Reproduce the listing exactly and skip over any pictures.

__Source material__.
--- Begin ---
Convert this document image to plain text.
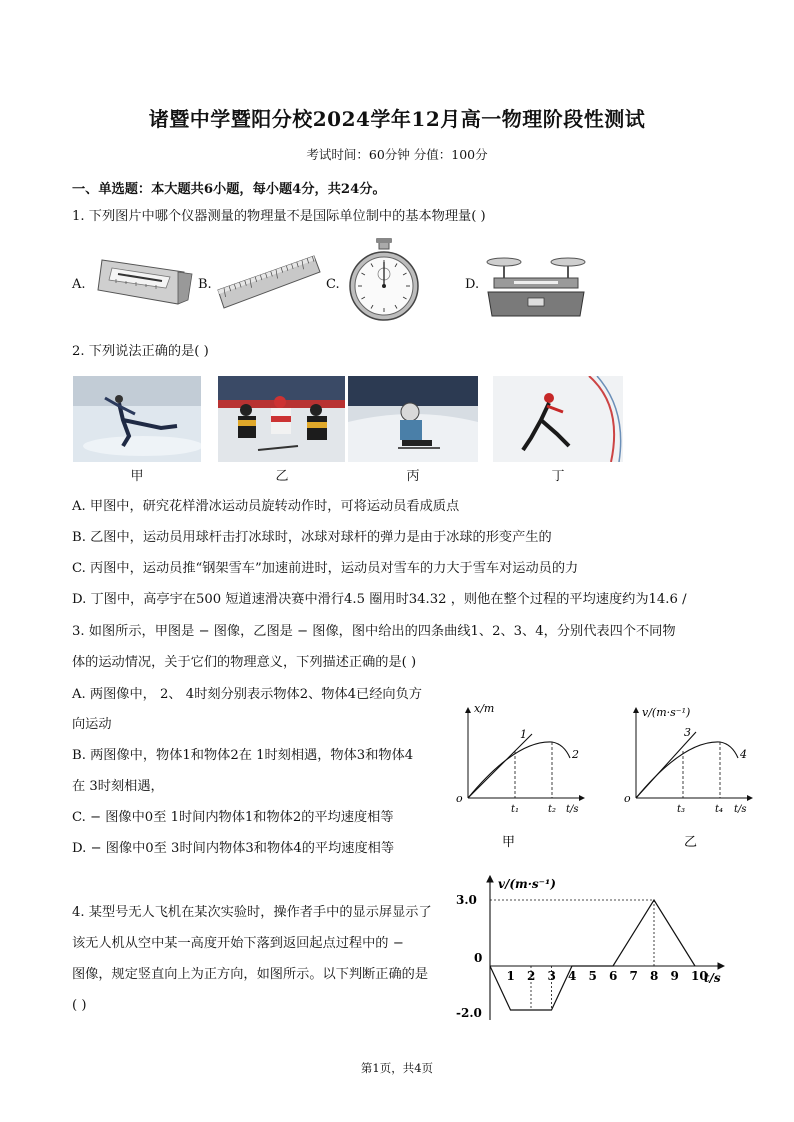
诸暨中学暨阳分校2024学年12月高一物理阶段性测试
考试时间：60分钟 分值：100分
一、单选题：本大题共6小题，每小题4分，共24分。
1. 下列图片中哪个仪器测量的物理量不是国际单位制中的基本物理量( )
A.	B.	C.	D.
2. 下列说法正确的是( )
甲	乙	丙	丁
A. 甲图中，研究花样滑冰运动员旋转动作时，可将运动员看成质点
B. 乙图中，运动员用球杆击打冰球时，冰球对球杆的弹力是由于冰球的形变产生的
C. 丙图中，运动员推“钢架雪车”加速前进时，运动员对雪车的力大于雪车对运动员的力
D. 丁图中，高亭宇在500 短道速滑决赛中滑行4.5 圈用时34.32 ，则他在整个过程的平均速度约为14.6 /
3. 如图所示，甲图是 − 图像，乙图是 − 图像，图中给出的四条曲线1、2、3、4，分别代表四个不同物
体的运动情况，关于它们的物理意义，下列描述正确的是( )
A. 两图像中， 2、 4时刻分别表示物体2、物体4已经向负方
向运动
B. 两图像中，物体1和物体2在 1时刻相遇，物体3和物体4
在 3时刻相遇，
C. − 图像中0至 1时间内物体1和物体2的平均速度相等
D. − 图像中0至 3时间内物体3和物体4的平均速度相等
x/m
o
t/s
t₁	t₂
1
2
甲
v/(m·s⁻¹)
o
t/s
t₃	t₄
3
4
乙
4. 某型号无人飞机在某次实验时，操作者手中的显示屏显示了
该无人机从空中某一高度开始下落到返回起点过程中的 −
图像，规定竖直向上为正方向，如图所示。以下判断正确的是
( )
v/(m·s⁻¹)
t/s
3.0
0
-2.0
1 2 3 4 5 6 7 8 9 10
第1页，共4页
--- End ---
__Answer to this problem__.
Convert this document image to plain text.
诸暨中学暨阳分校2024学年12月高一物理阶段性测试
考试时间：60分钟 分值：100分
一、单选题：本大题共6小题，每小题4分，共24分。
1. 下列图片中哪个仪器测量的物理量不是国际单位制中的基本物理量( )
A.	B.	C.	D.
2. 下列说法正确的是( )
甲	乙	丙	丁
A. 甲图中，研究花样滑冰运动员旋转动作时，可将运动员看成质点
B. 乙图中，运动员用球杆击打冰球时，冰球对球杆的弹力是由于冰球的形变产生的
C. 丙图中，运动员推“钢架雪车”加速前进时，运动员对雪车的力大于雪车对运动员的力
D. 丁图中，高亭宇在500 短道速滑决赛中滑行4.5 圈用时34.32 ，则他在整个过程的平均速度约为14.6 /
3. 如图所示，甲图是 − 图像，乙图是 − 图像，图中给出的四条曲线1、2、3、4，分别代表四个不同物
体的运动情况，关于它们的物理意义，下列描述正确的是( )
A. 两图像中， 2、 4时刻分别表示物体2、物体4已经向负方
向运动
B. 两图像中，物体1和物体2在 1时刻相遇，物体3和物体4
在 3时刻相遇，
C. − 图像中0至 1时间内物体1和物体2的平均速度相等
D. − 图像中0至 3时间内物体3和物体4的平均速度相等
x/m
o
t/s
t₁	t₂
1
2
甲
v/(m·s⁻¹)
o
t/s
t₃	t₄
3
4
乙
4. 某型号无人飞机在某次实验时，操作者手中的显示屏显示了
该无人机从空中某一高度开始下落到返回起点过程中的 −
图像，规定竖直向上为正方向，如图所示。以下判断正确的是
( )
v/(m·s⁻¹)
t/s
3.0
0
-2.0
1 2 3 4 5 6 7 8 9 10
第1页，共4页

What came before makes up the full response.